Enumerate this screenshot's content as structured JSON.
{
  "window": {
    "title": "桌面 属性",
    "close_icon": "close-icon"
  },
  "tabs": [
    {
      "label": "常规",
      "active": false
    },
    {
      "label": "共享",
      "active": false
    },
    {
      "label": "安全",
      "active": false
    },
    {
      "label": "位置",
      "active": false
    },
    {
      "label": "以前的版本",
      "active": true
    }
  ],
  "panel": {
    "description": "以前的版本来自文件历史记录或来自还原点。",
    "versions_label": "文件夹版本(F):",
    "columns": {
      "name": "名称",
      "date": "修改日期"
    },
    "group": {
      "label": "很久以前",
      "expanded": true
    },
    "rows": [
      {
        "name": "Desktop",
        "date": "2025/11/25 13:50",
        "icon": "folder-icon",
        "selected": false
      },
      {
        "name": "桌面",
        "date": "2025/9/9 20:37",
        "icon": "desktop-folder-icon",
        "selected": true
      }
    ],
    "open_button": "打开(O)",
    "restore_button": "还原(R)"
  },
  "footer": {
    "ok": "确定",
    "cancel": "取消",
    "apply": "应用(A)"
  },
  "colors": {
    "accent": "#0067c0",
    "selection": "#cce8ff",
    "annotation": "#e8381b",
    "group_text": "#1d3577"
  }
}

#####

> **Directions**: Write every entry out again exactly.

> **Response to the exercise**:
Enumerate this screenshot's content as structured JSON.
{
  "window": {
    "title": "桌面 属性",
    "close_icon": "close-icon"
  },
  "tabs": [
    {
      "label": "常规",
      "active": false
    },
    {
      "label": "共享",
      "active": false
    },
    {
      "label": "安全",
      "active": false
    },
    {
      "label": "位置",
      "active": false
    },
    {
      "label": "以前的版本",
      "active": true
    }
  ],
  "panel": {
    "description": "以前的版本来自文件历史记录或来自还原点。",
    "versions_label": "文件夹版本(F):",
    "columns": {
      "name": "名称",
      "date": "修改日期"
    },
    "group": {
      "label": "很久以前",
      "expanded": true
    },
    "rows": [
      {
        "name": "Desktop",
        "date": "2025/11/25 13:50",
        "icon": "folder-icon",
        "selected": false
      },
      {
        "name": "桌面",
        "date": "2025/9/9 20:37",
        "icon": "desktop-folder-icon",
        "selected": true
      }
    ],
    "open_button": "打开(O)",
    "restore_button": "还原(R)"
  },
  "footer": {
    "ok": "确定",
    "cancel": "取消",
    "apply": "应用(A)"
  },
  "colors": {
    "accent": "#0067c0",
    "selection": "#cce8ff",
    "annotation": "#e8381b",
    "group_text": "#1d3577"
  }
}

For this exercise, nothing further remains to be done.